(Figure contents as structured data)
——
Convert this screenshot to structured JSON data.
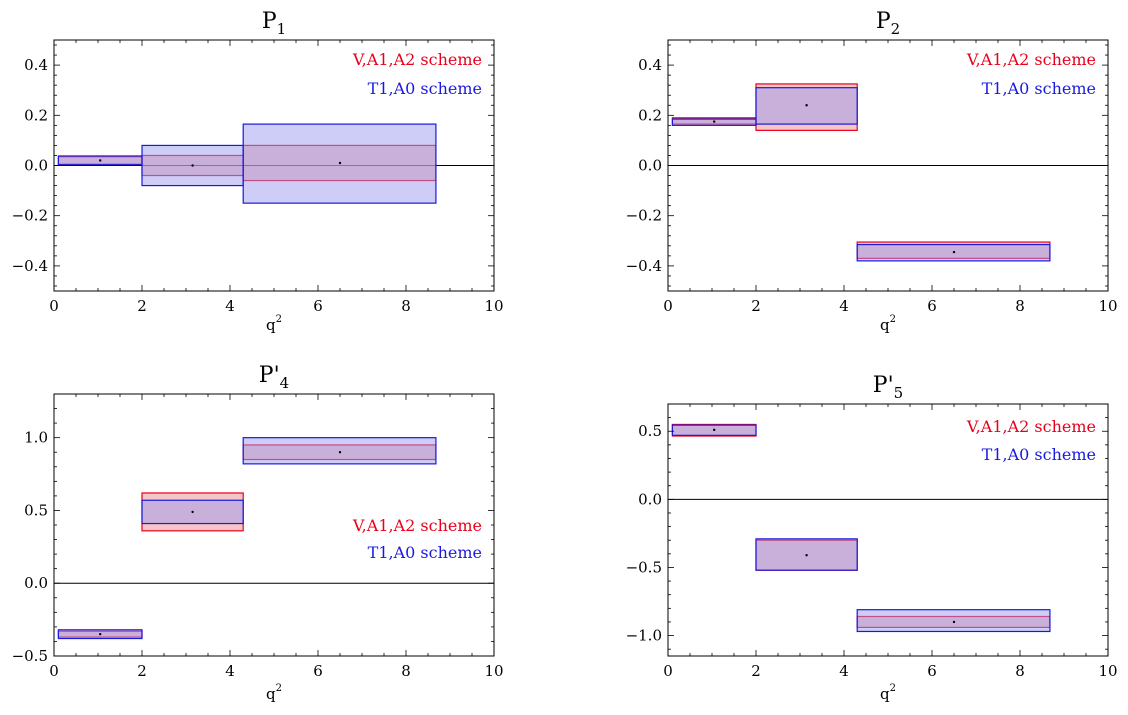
{
  "colors": {
    "red_scheme": "#e8001c",
    "blue_scheme": "#1a1adf",
    "red_fill": "#ee8c8c",
    "blue_fill": "#9b9bf0"
  },
  "chart_data": [
    {
      "type": "bar",
      "title_main": "P",
      "title_prime": "",
      "title_sub": "1",
      "xlabel": "q",
      "xlabel_sup": "2",
      "xlim": [
        0,
        10
      ],
      "ylim": [
        -0.5,
        0.5
      ],
      "xticks": [
        0,
        2,
        4,
        6,
        8,
        10
      ],
      "yticks": [
        -0.4,
        -0.2,
        0.0,
        0.2,
        0.4
      ],
      "tick_decimals": 1,
      "legend": {
        "position": "top-right",
        "red": "V,A1,A2 scheme",
        "blue": "T1,A0 scheme"
      },
      "bins": [
        {
          "x0": 0.1,
          "x1": 2.0,
          "center": 1.05,
          "value": 0.02,
          "red": [
            0.005,
            0.035
          ],
          "blue": [
            0.003,
            0.038
          ]
        },
        {
          "x0": 2.0,
          "x1": 4.3,
          "center": 3.15,
          "value": 0.0,
          "red": [
            -0.04,
            0.04
          ],
          "blue": [
            -0.08,
            0.08
          ]
        },
        {
          "x0": 4.3,
          "x1": 8.68,
          "center": 6.5,
          "value": 0.01,
          "red": [
            -0.06,
            0.08
          ],
          "blue": [
            -0.15,
            0.165
          ]
        }
      ]
    },
    {
      "type": "bar",
      "title_main": "P",
      "title_prime": "",
      "title_sub": "2",
      "xlabel": "q",
      "xlabel_sup": "2",
      "xlim": [
        0,
        10
      ],
      "ylim": [
        -0.5,
        0.5
      ],
      "xticks": [
        0,
        2,
        4,
        6,
        8,
        10
      ],
      "yticks": [
        -0.4,
        -0.2,
        0.0,
        0.2,
        0.4
      ],
      "tick_decimals": 1,
      "legend": {
        "position": "top-right",
        "red": "V,A1,A2 scheme",
        "blue": "T1,A0 scheme"
      },
      "bins": [
        {
          "x0": 0.1,
          "x1": 2.0,
          "center": 1.05,
          "value": 0.175,
          "red": [
            0.165,
            0.19
          ],
          "blue": [
            0.16,
            0.185
          ]
        },
        {
          "x0": 2.0,
          "x1": 4.3,
          "center": 3.15,
          "value": 0.24,
          "red": [
            0.14,
            0.325
          ],
          "blue": [
            0.165,
            0.31
          ]
        },
        {
          "x0": 4.3,
          "x1": 8.68,
          "center": 6.5,
          "value": -0.345,
          "red": [
            -0.37,
            -0.305
          ],
          "blue": [
            -0.38,
            -0.315
          ]
        }
      ]
    },
    {
      "type": "bar",
      "title_main": "P",
      "title_prime": "'",
      "title_sub": "4",
      "xlabel": "q",
      "xlabel_sup": "2",
      "xlim": [
        0,
        10
      ],
      "ylim": [
        -0.5,
        1.3
      ],
      "xticks": [
        0,
        2,
        4,
        6,
        8,
        10
      ],
      "yticks": [
        -0.5,
        0.0,
        0.5,
        1.0
      ],
      "tick_decimals": 1,
      "legend": {
        "position": "center-right",
        "red": "V,A1,A2 scheme",
        "blue": "T1,A0 scheme"
      },
      "bins": [
        {
          "x0": 0.1,
          "x1": 2.0,
          "center": 1.05,
          "value": -0.35,
          "red": [
            -0.37,
            -0.33
          ],
          "blue": [
            -0.38,
            -0.32
          ]
        },
        {
          "x0": 2.0,
          "x1": 4.3,
          "center": 3.15,
          "value": 0.49,
          "red": [
            0.36,
            0.62
          ],
          "blue": [
            0.41,
            0.57
          ]
        },
        {
          "x0": 4.3,
          "x1": 8.68,
          "center": 6.5,
          "value": 0.9,
          "red": [
            0.85,
            0.95
          ],
          "blue": [
            0.82,
            1.0
          ]
        }
      ]
    },
    {
      "type": "bar",
      "title_main": "P",
      "title_prime": "'",
      "title_sub": "5",
      "xlabel": "q",
      "xlabel_sup": "2",
      "xlim": [
        0,
        10
      ],
      "ylim": [
        -1.15,
        0.7
      ],
      "xticks": [
        0,
        2,
        4,
        6,
        8,
        10
      ],
      "yticks": [
        -1.0,
        -0.5,
        0.0,
        0.5
      ],
      "tick_decimals": 1,
      "legend": {
        "position": "top-right",
        "red": "V,A1,A2 scheme",
        "blue": "T1,A0 scheme"
      },
      "bins": [
        {
          "x0": 0.1,
          "x1": 2.0,
          "center": 1.05,
          "value": 0.51,
          "red": [
            0.465,
            0.55
          ],
          "blue": [
            0.47,
            0.545
          ]
        },
        {
          "x0": 2.0,
          "x1": 4.3,
          "center": 3.15,
          "value": -0.41,
          "red": [
            -0.52,
            -0.3
          ],
          "blue": [
            -0.52,
            -0.29
          ]
        },
        {
          "x0": 4.3,
          "x1": 8.68,
          "center": 6.5,
          "value": -0.9,
          "red": [
            -0.94,
            -0.86
          ],
          "blue": [
            -0.97,
            -0.81
          ]
        }
      ]
    }
  ]
}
——
__EXERCISE PROMPT__:
Keep the pictures out of your copy, and repeat every entry above exactly.

__EXERCISE RESULT__:
Convert this screenshot to structured JSON data.
{
  "colors": {
    "red_scheme": "#e8001c",
    "blue_scheme": "#1a1adf",
    "red_fill": "#ee8c8c",
    "blue_fill": "#9b9bf0"
  },
  "chart_data": [
    {
      "type": "bar",
      "title_main": "P",
      "title_prime": "",
      "title_sub": "1",
      "xlabel": "q",
      "xlabel_sup": "2",
      "xlim": [
        0,
        10
      ],
      "ylim": [
        -0.5,
        0.5
      ],
      "xticks": [
        0,
        2,
        4,
        6,
        8,
        10
      ],
      "yticks": [
        -0.4,
        -0.2,
        0.0,
        0.2,
        0.4
      ],
      "tick_decimals": 1,
      "legend": {
        "position": "top-right",
        "red": "V,A1,A2 scheme",
        "blue": "T1,A0 scheme"
      },
      "bins": [
        {
          "x0": 0.1,
          "x1": 2.0,
          "center": 1.05,
          "value": 0.02,
          "red": [
            0.005,
            0.035
          ],
          "blue": [
            0.003,
            0.038
          ]
        },
        {
          "x0": 2.0,
          "x1": 4.3,
          "center": 3.15,
          "value": 0.0,
          "red": [
            -0.04,
            0.04
          ],
          "blue": [
            -0.08,
            0.08
          ]
        },
        {
          "x0": 4.3,
          "x1": 8.68,
          "center": 6.5,
          "value": 0.01,
          "red": [
            -0.06,
            0.08
          ],
          "blue": [
            -0.15,
            0.165
          ]
        }
      ]
    },
    {
      "type": "bar",
      "title_main": "P",
      "title_prime": "",
      "title_sub": "2",
      "xlabel": "q",
      "xlabel_sup": "2",
      "xlim": [
        0,
        10
      ],
      "ylim": [
        -0.5,
        0.5
      ],
      "xticks": [
        0,
        2,
        4,
        6,
        8,
        10
      ],
      "yticks": [
        -0.4,
        -0.2,
        0.0,
        0.2,
        0.4
      ],
      "tick_decimals": 1,
      "legend": {
        "position": "top-right",
        "red": "V,A1,A2 scheme",
        "blue": "T1,A0 scheme"
      },
      "bins": [
        {
          "x0": 0.1,
          "x1": 2.0,
          "center": 1.05,
          "value": 0.175,
          "red": [
            0.165,
            0.19
          ],
          "blue": [
            0.16,
            0.185
          ]
        },
        {
          "x0": 2.0,
          "x1": 4.3,
          "center": 3.15,
          "value": 0.24,
          "red": [
            0.14,
            0.325
          ],
          "blue": [
            0.165,
            0.31
          ]
        },
        {
          "x0": 4.3,
          "x1": 8.68,
          "center": 6.5,
          "value": -0.345,
          "red": [
            -0.37,
            -0.305
          ],
          "blue": [
            -0.38,
            -0.315
          ]
        }
      ]
    },
    {
      "type": "bar",
      "title_main": "P",
      "title_prime": "'",
      "title_sub": "4",
      "xlabel": "q",
      "xlabel_sup": "2",
      "xlim": [
        0,
        10
      ],
      "ylim": [
        -0.5,
        1.3
      ],
      "xticks": [
        0,
        2,
        4,
        6,
        8,
        10
      ],
      "yticks": [
        -0.5,
        0.0,
        0.5,
        1.0
      ],
      "tick_decimals": 1,
      "legend": {
        "position": "center-right",
        "red": "V,A1,A2 scheme",
        "blue": "T1,A0 scheme"
      },
      "bins": [
        {
          "x0": 0.1,
          "x1": 2.0,
          "center": 1.05,
          "value": -0.35,
          "red": [
            -0.37,
            -0.33
          ],
          "blue": [
            -0.38,
            -0.32
          ]
        },
        {
          "x0": 2.0,
          "x1": 4.3,
          "center": 3.15,
          "value": 0.49,
          "red": [
            0.36,
            0.62
          ],
          "blue": [
            0.41,
            0.57
          ]
        },
        {
          "x0": 4.3,
          "x1": 8.68,
          "center": 6.5,
          "value": 0.9,
          "red": [
            0.85,
            0.95
          ],
          "blue": [
            0.82,
            1.0
          ]
        }
      ]
    },
    {
      "type": "bar",
      "title_main": "P",
      "title_prime": "'",
      "title_sub": "5",
      "xlabel": "q",
      "xlabel_sup": "2",
      "xlim": [
        0,
        10
      ],
      "ylim": [
        -1.15,
        0.7
      ],
      "xticks": [
        0,
        2,
        4,
        6,
        8,
        10
      ],
      "yticks": [
        -1.0,
        -0.5,
        0.0,
        0.5
      ],
      "tick_decimals": 1,
      "legend": {
        "position": "top-right",
        "red": "V,A1,A2 scheme",
        "blue": "T1,A0 scheme"
      },
      "bins": [
        {
          "x0": 0.1,
          "x1": 2.0,
          "center": 1.05,
          "value": 0.51,
          "red": [
            0.465,
            0.55
          ],
          "blue": [
            0.47,
            0.545
          ]
        },
        {
          "x0": 2.0,
          "x1": 4.3,
          "center": 3.15,
          "value": -0.41,
          "red": [
            -0.52,
            -0.3
          ],
          "blue": [
            -0.52,
            -0.29
          ]
        },
        {
          "x0": 4.3,
          "x1": 8.68,
          "center": 6.5,
          "value": -0.9,
          "red": [
            -0.94,
            -0.86
          ],
          "blue": [
            -0.97,
            -0.81
          ]
        }
      ]
    }
  ]
}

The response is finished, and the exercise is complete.